Exercise description - Show every line containing "Januar" by copying it.

Data in this exercise -

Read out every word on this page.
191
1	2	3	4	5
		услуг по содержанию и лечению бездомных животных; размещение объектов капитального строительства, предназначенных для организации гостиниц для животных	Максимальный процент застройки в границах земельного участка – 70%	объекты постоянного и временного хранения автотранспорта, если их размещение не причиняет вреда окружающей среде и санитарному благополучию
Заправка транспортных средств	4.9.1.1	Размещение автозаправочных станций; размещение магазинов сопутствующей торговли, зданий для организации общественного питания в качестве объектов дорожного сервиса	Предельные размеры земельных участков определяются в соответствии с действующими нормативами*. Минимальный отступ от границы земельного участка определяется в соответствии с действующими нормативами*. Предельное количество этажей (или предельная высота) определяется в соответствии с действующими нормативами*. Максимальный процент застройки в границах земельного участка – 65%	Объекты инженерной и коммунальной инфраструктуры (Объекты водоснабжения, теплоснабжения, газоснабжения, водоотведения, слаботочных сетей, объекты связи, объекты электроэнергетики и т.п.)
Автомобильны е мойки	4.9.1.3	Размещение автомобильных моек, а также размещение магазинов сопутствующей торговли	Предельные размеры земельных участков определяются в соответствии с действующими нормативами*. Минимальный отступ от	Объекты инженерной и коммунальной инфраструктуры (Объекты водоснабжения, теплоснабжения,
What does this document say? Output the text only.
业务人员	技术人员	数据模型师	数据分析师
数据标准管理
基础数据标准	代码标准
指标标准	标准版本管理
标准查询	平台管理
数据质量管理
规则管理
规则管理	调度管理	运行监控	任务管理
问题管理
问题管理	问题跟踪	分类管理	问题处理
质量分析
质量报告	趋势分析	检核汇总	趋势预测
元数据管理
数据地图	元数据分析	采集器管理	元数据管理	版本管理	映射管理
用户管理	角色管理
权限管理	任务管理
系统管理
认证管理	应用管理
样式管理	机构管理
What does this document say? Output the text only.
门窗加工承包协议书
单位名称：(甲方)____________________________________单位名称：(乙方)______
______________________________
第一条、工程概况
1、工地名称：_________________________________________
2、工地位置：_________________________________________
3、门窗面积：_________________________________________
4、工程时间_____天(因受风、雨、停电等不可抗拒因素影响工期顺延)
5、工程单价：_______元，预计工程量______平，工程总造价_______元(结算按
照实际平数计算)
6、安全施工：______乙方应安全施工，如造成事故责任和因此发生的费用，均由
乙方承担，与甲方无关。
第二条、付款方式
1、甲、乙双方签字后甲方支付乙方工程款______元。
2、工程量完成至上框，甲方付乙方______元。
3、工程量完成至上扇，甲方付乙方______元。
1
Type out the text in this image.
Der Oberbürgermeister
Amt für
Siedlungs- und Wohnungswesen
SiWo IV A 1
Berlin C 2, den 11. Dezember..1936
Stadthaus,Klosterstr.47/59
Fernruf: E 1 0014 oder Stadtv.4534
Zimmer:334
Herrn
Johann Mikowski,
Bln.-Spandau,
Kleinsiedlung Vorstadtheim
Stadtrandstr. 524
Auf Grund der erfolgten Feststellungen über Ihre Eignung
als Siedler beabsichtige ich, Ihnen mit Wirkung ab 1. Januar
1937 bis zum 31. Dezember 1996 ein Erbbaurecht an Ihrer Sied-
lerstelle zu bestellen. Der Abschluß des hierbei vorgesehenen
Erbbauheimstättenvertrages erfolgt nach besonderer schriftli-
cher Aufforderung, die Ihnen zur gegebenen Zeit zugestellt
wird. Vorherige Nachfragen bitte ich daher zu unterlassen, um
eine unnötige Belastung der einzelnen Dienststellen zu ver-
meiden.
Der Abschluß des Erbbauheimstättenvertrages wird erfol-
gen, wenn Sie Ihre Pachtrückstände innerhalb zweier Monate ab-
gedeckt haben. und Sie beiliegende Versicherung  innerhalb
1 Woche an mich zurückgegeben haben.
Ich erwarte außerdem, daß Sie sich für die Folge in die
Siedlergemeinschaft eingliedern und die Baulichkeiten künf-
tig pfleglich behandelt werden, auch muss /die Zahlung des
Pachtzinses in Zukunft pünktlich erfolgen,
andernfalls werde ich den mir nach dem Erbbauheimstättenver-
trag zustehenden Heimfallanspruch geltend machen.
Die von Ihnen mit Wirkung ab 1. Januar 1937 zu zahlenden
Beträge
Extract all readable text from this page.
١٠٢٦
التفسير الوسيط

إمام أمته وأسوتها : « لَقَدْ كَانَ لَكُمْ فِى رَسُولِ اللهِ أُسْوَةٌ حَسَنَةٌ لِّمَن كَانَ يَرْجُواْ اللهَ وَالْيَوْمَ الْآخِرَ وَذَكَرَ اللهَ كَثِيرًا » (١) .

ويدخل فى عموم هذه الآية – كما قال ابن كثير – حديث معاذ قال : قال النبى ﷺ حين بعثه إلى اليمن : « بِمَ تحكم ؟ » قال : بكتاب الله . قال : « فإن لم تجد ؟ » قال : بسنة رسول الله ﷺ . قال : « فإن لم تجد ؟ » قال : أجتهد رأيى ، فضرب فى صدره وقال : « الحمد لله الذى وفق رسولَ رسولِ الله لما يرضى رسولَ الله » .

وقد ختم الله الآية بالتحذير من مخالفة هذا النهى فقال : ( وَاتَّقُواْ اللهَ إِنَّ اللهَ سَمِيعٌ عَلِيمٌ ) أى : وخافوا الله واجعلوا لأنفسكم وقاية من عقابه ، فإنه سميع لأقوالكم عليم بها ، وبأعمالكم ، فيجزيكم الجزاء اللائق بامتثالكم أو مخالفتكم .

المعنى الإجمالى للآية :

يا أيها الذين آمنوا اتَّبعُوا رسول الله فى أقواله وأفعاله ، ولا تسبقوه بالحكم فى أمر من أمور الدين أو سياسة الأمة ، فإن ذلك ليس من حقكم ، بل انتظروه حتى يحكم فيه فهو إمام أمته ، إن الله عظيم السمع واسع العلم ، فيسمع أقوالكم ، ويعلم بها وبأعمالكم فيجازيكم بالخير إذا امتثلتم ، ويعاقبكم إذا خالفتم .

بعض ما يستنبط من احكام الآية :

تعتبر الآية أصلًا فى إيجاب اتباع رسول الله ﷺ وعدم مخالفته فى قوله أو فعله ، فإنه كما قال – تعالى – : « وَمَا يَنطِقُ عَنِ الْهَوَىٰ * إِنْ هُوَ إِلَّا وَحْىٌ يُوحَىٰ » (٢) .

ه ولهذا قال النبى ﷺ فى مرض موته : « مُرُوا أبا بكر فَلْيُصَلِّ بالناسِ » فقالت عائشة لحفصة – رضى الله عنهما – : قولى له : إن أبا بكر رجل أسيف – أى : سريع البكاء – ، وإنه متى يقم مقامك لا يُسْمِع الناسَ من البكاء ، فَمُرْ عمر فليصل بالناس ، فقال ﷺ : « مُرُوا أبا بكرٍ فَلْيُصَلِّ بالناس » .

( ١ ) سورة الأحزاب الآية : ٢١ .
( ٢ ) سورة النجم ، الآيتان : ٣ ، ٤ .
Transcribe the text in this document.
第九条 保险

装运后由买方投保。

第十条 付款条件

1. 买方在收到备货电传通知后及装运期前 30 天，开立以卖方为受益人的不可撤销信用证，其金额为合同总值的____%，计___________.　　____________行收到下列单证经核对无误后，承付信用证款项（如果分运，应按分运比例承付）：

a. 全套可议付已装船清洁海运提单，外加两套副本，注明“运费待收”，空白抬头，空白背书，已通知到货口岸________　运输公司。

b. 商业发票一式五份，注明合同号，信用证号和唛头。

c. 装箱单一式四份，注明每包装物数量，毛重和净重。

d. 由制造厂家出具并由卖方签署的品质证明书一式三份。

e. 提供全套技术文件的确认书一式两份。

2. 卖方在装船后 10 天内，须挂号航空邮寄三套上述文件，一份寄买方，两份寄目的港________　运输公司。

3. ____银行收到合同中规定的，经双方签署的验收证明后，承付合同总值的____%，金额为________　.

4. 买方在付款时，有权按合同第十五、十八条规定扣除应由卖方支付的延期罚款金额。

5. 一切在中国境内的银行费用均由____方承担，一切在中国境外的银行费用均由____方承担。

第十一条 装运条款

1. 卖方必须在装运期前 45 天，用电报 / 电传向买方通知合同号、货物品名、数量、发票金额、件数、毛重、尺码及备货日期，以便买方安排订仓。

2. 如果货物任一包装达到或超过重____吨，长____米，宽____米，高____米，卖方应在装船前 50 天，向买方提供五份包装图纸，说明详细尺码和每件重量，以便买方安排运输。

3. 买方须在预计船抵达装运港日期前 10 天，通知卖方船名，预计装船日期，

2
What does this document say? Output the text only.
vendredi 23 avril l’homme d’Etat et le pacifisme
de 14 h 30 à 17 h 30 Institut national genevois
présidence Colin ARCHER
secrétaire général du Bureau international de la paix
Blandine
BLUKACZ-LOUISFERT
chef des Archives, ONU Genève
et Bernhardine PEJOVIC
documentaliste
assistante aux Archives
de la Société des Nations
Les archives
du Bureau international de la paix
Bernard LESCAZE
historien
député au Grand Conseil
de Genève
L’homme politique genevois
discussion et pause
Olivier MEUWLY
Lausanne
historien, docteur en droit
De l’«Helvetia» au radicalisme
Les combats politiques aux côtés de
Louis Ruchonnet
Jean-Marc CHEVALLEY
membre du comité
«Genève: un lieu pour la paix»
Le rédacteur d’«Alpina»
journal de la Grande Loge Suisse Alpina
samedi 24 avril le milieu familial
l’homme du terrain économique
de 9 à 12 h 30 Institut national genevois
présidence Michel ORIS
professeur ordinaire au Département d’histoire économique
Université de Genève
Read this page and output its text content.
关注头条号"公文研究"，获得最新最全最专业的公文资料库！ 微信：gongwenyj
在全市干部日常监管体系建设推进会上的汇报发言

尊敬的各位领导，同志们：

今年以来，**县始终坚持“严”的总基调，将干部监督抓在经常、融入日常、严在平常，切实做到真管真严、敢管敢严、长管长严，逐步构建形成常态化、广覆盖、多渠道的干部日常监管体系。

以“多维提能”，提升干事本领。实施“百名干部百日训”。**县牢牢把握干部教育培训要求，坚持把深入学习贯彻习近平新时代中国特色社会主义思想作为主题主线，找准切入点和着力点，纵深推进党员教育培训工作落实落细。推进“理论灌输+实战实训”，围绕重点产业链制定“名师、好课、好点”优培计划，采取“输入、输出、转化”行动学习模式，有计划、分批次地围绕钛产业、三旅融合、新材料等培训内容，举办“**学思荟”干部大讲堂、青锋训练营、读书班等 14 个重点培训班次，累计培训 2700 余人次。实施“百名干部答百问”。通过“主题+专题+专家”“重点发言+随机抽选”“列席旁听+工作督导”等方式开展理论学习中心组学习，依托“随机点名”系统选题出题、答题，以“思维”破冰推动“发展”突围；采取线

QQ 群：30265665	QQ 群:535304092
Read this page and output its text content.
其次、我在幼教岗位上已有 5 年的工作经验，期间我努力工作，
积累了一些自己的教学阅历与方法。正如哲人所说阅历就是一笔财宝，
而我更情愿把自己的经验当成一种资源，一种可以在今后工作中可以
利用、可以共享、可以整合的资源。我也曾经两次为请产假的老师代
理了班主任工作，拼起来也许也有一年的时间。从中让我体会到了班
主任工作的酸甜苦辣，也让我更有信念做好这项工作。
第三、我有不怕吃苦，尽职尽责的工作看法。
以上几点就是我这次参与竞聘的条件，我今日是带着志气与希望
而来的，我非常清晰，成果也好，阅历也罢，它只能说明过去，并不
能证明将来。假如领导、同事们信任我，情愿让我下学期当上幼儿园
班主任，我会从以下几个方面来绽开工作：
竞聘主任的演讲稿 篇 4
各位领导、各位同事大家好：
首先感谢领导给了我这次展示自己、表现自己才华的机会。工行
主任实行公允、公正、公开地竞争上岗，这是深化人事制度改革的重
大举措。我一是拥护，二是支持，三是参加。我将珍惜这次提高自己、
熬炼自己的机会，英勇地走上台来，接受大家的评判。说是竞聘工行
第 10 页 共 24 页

Solved problem -
als Siedler beabsichtige ich, Ihnen mit Wirkung ab 1. Januar
Die von Ihnen mit Wirkung ab 1. Januar 1937 zu zahlenden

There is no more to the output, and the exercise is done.